## [Task instructions]
In the entries that follow, find the word "업데이트" and report each line it is on.

[Dataset records]
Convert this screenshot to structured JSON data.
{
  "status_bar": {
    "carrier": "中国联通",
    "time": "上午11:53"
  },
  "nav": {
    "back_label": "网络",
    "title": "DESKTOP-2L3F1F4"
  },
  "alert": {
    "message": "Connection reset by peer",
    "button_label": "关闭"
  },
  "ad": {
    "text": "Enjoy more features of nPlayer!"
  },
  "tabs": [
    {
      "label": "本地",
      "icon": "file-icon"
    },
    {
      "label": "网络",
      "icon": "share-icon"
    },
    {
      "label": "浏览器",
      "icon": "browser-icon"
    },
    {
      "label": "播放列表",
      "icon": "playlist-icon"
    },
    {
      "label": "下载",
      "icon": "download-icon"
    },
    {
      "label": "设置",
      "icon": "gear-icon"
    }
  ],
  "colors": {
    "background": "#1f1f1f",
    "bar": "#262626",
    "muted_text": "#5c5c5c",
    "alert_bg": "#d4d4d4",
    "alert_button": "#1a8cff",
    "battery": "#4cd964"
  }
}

--

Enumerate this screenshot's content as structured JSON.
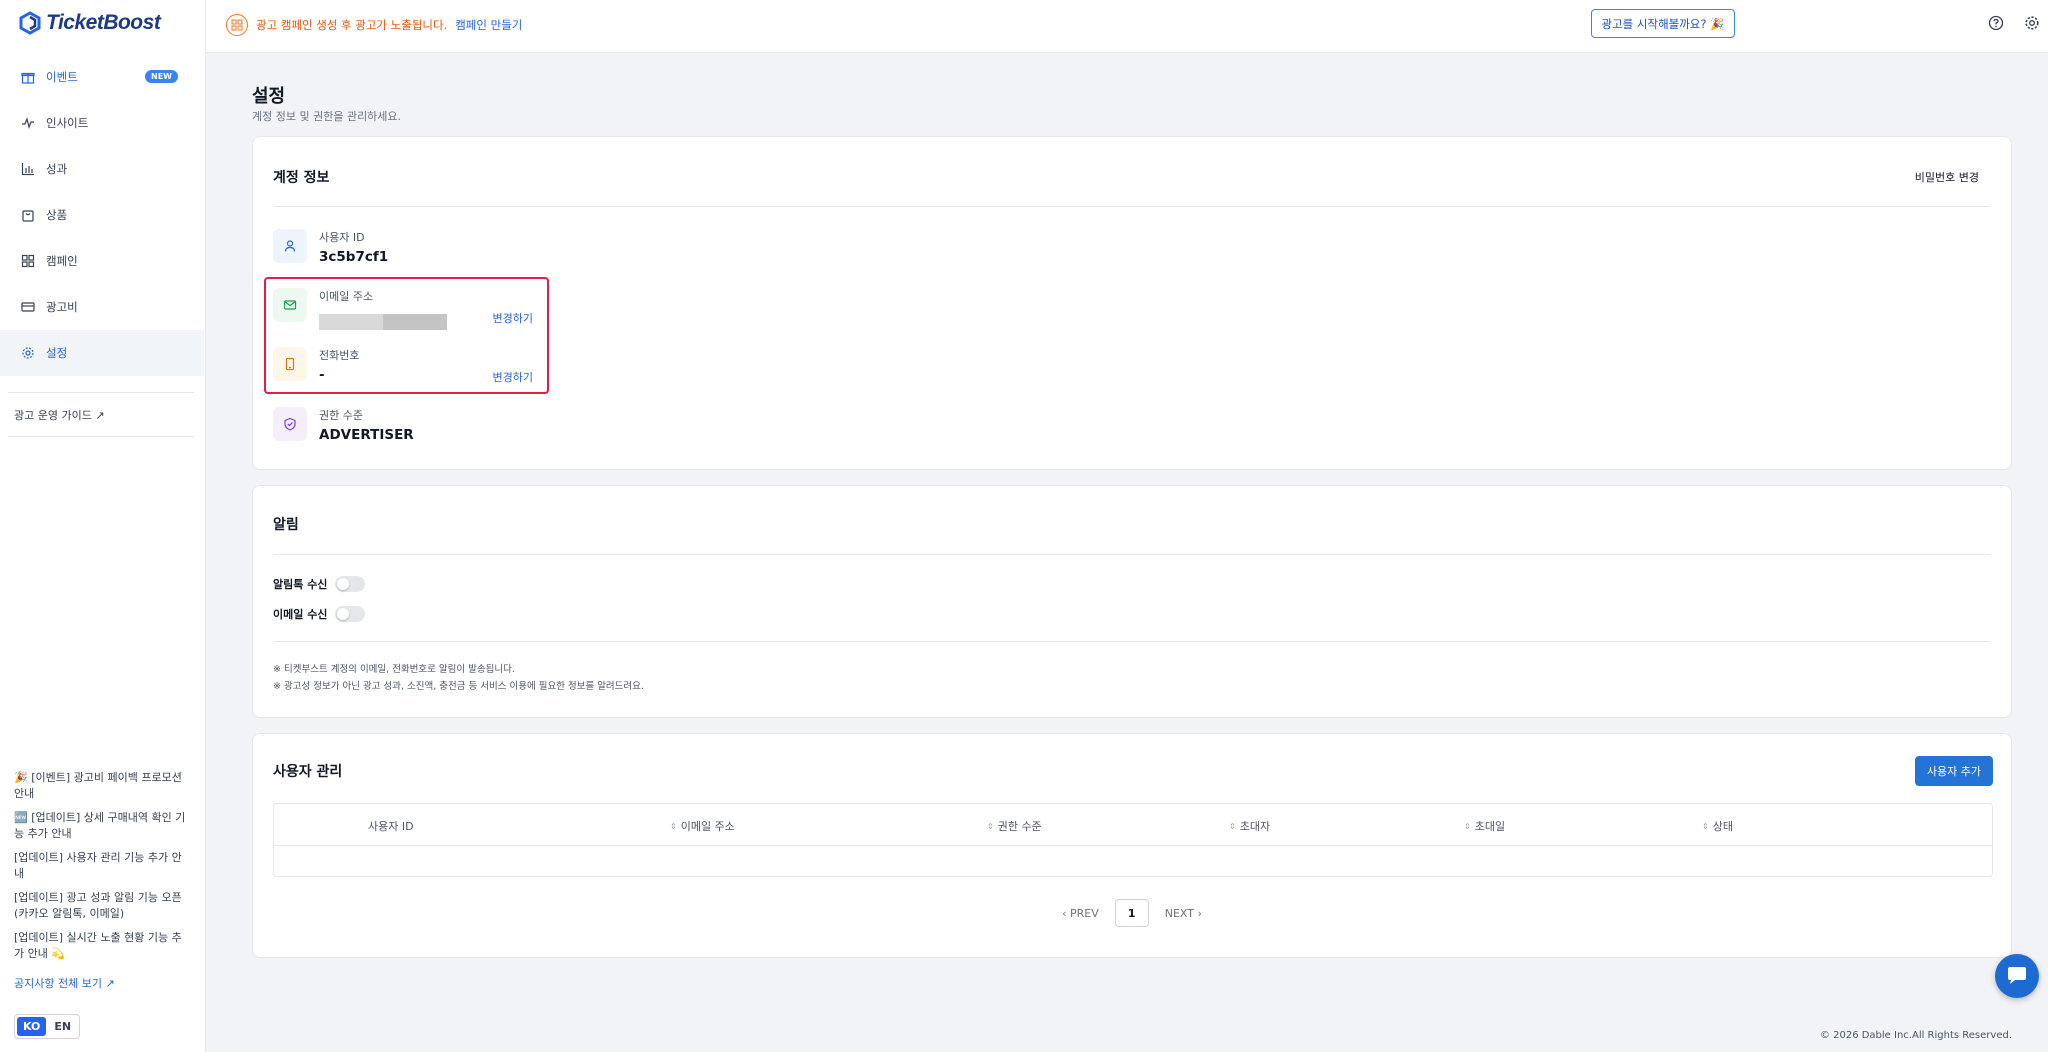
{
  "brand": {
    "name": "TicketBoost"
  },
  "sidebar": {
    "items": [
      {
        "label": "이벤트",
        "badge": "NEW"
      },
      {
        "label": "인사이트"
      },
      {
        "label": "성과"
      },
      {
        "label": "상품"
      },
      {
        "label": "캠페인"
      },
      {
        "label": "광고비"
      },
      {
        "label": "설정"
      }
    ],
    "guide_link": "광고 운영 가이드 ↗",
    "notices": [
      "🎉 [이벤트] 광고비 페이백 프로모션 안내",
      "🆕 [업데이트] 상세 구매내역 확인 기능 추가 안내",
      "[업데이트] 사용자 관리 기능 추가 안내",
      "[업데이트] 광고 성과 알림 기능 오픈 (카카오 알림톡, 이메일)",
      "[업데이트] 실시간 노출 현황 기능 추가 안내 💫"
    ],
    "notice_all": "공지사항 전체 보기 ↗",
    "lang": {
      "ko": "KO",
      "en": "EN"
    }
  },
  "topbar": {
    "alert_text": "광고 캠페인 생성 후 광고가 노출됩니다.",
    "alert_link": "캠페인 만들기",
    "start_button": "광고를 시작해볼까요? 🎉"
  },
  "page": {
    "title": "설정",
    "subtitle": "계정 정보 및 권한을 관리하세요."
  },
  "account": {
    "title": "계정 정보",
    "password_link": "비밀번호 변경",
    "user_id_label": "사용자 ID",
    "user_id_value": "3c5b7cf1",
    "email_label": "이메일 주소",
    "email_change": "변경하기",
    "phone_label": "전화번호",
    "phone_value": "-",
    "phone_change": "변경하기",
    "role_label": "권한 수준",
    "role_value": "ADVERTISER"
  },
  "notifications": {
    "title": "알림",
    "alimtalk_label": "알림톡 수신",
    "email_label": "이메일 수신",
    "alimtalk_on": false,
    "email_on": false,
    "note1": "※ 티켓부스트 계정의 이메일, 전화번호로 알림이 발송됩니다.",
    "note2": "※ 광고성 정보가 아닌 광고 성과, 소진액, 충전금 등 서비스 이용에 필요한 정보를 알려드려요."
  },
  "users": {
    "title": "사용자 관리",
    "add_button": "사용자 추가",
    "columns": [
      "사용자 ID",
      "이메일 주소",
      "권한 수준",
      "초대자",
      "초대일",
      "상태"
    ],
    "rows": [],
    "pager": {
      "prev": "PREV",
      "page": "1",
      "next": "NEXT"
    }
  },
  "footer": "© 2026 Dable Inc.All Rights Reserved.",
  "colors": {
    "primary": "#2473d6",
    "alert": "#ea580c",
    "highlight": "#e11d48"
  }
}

## [Result of the task]
      "🆕 [업데이트] 상세 구매내역 확인 기능 추가 안내",
      "[업데이트] 사용자 관리 기능 추가 안내",
      "[업데이트] 광고 성과 알림 기능 오픈 (카카오 알림톡, 이메일)",
      "[업데이트] 실시간 노출 현황 기능 추가 안내 💫"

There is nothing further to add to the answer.